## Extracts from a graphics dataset

════════

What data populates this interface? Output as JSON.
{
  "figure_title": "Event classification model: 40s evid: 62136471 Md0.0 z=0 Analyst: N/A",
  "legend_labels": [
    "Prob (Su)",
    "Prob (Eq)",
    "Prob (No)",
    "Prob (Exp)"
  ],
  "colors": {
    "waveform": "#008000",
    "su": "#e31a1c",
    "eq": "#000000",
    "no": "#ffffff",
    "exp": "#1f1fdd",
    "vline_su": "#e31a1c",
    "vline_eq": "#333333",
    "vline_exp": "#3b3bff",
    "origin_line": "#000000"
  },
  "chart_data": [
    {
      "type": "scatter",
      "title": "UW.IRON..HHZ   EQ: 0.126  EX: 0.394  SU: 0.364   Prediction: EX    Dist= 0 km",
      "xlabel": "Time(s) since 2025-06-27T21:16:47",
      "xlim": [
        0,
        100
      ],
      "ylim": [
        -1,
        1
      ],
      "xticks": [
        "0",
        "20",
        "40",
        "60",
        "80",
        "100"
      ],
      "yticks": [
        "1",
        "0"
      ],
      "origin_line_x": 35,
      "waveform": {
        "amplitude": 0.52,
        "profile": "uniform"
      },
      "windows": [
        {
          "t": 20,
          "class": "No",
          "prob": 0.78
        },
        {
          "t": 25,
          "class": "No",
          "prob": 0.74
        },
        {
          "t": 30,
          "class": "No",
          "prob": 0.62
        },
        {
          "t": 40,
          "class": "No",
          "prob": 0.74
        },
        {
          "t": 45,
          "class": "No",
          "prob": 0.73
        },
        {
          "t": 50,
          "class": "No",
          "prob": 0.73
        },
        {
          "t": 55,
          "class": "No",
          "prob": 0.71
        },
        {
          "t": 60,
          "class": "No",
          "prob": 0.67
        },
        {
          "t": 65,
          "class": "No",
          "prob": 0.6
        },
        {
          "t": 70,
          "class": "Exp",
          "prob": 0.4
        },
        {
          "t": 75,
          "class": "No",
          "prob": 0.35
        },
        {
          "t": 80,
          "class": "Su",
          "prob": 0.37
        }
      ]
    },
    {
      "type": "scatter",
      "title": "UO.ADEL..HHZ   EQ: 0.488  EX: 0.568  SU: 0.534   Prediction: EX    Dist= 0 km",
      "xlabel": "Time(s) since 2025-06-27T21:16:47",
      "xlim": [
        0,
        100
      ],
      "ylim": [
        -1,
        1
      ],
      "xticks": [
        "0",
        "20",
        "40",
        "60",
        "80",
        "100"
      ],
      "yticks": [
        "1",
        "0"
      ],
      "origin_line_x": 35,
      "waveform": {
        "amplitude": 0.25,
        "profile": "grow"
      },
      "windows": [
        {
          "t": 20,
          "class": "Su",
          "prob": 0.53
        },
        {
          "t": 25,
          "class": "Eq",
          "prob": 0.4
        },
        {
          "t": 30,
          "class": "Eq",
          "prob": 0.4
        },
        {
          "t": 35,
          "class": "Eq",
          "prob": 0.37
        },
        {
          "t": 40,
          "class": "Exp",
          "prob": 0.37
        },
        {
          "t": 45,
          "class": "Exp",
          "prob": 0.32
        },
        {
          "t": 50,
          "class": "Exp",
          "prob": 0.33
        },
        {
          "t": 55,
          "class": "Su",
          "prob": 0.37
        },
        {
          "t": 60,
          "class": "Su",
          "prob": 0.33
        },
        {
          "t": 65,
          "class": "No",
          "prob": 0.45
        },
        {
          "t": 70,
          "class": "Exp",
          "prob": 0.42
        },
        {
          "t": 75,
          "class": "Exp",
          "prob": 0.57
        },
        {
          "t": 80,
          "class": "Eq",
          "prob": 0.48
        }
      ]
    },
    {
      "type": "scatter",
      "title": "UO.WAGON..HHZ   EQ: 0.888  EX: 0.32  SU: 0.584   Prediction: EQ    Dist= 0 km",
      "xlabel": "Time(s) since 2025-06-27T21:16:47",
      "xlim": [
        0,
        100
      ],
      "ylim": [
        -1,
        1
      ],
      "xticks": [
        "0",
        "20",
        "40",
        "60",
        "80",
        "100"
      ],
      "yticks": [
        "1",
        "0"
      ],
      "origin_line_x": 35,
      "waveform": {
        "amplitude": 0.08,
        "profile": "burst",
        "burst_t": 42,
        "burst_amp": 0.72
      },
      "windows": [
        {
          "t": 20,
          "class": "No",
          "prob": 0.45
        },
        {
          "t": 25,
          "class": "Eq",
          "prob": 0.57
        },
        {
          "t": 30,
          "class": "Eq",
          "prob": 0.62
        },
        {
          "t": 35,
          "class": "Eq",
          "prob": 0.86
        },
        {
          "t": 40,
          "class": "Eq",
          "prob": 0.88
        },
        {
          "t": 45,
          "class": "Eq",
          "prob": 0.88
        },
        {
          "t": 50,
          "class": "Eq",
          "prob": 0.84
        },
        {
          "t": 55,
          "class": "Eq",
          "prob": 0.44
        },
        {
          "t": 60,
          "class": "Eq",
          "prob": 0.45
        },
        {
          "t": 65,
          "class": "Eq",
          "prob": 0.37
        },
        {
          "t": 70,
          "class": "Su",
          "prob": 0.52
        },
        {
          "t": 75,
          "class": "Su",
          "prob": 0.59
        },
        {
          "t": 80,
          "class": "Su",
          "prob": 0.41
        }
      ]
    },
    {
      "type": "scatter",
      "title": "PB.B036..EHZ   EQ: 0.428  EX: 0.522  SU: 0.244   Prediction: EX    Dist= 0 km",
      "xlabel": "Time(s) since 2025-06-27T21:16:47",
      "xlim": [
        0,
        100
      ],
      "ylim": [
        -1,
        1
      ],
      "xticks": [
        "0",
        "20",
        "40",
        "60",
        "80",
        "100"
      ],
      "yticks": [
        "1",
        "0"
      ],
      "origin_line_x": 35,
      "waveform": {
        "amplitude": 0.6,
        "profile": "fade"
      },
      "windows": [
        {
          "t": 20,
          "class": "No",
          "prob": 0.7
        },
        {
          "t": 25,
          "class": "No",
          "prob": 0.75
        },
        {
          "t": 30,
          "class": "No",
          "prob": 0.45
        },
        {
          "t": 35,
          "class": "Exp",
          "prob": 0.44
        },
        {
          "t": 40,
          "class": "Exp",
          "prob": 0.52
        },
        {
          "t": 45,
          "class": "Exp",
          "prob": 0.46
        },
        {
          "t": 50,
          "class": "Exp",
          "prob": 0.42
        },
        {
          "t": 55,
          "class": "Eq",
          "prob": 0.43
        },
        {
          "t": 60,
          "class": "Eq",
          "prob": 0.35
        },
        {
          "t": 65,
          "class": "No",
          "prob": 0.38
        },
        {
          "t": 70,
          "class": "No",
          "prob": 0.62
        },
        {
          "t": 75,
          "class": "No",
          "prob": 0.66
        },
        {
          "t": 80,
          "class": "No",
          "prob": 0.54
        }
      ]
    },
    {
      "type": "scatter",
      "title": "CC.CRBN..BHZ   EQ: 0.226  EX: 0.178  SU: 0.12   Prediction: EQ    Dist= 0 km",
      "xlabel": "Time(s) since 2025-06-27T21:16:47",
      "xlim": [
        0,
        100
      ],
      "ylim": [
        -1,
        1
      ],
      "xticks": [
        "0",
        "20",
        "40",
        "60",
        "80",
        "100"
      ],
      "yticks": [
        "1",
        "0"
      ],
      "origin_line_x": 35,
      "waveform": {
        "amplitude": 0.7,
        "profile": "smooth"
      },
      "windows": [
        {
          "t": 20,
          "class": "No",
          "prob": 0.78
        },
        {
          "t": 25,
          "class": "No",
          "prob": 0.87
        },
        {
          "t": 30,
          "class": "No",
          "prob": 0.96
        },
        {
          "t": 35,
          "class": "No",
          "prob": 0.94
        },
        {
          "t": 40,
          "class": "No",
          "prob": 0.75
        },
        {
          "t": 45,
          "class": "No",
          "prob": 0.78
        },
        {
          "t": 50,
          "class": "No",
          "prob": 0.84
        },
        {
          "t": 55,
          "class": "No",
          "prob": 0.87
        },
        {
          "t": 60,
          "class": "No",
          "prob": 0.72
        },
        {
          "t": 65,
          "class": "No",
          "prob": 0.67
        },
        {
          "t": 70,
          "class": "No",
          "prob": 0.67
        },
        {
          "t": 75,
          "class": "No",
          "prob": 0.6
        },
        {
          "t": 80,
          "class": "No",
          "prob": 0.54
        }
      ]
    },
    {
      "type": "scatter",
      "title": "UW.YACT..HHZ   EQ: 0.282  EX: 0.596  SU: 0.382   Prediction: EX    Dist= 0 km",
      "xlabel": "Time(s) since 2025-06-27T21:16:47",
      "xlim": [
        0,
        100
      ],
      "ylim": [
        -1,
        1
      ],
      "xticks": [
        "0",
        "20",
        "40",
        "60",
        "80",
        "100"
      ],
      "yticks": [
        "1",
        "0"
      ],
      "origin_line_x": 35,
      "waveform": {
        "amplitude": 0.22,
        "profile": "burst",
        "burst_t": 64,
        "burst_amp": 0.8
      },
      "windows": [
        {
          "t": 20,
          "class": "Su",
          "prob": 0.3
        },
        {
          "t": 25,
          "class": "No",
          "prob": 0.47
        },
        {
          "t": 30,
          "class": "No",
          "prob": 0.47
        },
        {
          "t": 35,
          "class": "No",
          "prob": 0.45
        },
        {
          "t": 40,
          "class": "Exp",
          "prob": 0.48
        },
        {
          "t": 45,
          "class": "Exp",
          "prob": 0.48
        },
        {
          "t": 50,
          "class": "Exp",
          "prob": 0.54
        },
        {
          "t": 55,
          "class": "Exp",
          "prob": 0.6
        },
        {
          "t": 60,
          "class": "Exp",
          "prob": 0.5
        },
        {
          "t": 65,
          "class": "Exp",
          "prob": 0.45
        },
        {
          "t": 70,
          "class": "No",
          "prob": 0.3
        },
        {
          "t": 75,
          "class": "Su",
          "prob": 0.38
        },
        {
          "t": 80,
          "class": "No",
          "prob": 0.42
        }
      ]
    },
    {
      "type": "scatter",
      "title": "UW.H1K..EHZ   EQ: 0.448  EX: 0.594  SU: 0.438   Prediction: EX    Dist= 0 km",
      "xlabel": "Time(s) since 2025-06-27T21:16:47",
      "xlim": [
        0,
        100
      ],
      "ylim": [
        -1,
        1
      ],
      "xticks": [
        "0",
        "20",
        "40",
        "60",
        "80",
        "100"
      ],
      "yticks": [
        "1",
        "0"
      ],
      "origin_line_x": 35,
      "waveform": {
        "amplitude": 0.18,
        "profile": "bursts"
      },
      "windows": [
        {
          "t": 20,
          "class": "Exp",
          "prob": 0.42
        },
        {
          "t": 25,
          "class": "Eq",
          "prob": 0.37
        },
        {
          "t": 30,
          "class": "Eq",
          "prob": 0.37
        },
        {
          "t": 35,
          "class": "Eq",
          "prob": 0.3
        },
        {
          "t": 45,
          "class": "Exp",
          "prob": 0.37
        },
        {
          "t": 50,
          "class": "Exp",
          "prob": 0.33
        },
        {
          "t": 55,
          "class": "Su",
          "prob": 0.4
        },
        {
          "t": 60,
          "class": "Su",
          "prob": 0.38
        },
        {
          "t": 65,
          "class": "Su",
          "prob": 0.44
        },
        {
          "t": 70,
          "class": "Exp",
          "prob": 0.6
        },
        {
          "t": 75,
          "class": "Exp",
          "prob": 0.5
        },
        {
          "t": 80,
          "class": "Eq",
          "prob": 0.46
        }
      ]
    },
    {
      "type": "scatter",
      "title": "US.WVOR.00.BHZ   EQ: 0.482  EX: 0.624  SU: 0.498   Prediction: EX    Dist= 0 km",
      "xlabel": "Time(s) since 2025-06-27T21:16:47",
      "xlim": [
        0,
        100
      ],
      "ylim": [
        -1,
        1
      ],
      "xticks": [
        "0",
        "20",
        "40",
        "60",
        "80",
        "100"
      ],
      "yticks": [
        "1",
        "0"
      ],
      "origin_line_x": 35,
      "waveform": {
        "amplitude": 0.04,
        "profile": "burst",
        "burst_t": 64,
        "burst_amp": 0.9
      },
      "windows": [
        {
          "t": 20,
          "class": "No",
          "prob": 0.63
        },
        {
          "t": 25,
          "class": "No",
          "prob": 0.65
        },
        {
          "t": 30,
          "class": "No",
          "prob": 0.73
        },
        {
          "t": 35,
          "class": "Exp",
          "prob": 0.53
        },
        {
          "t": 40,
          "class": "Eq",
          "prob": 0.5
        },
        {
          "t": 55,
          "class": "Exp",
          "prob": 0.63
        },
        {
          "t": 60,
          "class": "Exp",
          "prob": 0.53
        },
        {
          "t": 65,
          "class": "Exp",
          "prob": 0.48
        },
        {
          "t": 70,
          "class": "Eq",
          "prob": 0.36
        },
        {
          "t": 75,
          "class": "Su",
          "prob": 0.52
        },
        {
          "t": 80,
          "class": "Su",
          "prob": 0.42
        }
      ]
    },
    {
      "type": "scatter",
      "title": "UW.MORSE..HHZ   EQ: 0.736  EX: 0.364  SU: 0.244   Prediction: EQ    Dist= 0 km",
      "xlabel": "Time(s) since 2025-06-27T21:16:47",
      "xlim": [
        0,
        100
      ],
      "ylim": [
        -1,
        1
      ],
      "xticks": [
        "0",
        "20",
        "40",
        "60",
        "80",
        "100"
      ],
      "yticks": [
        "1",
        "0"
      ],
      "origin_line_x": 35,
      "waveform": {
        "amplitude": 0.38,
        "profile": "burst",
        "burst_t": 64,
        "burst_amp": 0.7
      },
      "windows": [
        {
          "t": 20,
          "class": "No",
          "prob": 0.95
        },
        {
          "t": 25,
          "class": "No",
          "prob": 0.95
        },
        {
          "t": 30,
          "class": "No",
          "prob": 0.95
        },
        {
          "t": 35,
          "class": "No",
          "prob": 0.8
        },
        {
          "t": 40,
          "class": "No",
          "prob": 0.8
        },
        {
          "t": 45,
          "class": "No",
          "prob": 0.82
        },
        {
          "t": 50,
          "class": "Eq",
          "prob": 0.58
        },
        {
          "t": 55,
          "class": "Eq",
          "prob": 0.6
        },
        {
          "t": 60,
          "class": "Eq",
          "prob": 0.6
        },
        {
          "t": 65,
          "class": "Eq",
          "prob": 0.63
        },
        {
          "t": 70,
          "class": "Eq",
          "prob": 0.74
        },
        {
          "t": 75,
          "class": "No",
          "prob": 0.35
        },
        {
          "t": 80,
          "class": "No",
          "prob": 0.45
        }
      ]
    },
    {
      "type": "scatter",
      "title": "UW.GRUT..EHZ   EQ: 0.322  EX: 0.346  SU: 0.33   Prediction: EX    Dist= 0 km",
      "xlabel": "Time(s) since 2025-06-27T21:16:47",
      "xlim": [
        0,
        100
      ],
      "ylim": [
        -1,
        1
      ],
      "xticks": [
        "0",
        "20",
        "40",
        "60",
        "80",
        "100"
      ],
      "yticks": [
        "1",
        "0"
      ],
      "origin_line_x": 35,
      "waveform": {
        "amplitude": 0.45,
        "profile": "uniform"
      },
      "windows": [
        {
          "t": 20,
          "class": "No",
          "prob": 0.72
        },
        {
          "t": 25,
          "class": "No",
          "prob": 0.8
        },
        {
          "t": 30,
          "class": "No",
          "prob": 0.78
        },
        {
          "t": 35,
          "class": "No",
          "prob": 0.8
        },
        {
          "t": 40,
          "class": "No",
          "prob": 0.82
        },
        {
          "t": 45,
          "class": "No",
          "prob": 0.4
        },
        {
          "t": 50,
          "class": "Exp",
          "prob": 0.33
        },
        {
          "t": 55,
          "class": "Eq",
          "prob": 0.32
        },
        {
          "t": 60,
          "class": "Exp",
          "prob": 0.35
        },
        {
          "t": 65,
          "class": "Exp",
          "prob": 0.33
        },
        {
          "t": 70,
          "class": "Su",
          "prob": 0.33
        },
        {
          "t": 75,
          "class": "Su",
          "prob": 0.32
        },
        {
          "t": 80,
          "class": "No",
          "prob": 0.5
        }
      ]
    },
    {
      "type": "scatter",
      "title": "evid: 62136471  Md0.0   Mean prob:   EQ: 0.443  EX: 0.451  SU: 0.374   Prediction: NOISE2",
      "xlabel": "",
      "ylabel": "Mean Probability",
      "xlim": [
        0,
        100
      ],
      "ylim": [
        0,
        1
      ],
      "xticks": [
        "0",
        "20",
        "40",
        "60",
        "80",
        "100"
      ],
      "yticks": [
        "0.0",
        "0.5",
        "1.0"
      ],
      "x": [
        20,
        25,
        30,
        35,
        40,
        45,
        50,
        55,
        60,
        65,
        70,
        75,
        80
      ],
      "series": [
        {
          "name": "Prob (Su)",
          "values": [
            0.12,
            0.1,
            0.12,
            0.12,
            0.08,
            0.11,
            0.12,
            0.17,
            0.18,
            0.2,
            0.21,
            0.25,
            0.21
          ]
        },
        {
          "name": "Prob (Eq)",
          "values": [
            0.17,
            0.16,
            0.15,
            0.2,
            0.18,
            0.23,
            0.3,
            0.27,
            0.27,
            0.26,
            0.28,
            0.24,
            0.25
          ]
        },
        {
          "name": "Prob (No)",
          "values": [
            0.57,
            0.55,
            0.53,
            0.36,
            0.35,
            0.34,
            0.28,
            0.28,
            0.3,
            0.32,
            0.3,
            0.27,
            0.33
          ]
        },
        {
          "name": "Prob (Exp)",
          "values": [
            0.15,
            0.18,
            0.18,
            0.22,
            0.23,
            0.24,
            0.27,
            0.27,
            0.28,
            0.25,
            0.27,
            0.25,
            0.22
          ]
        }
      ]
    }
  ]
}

════════

## Prompt
Lines that hold the word "Mean" are the ones to return, every one of them.

## Response
      "title": "evid: 62136471  Md0.0   Mean prob:   EQ: 0.443  EX: 0.451  SU: 0.374   Prediction: NOISE2",
      "ylabel": "Mean Probability",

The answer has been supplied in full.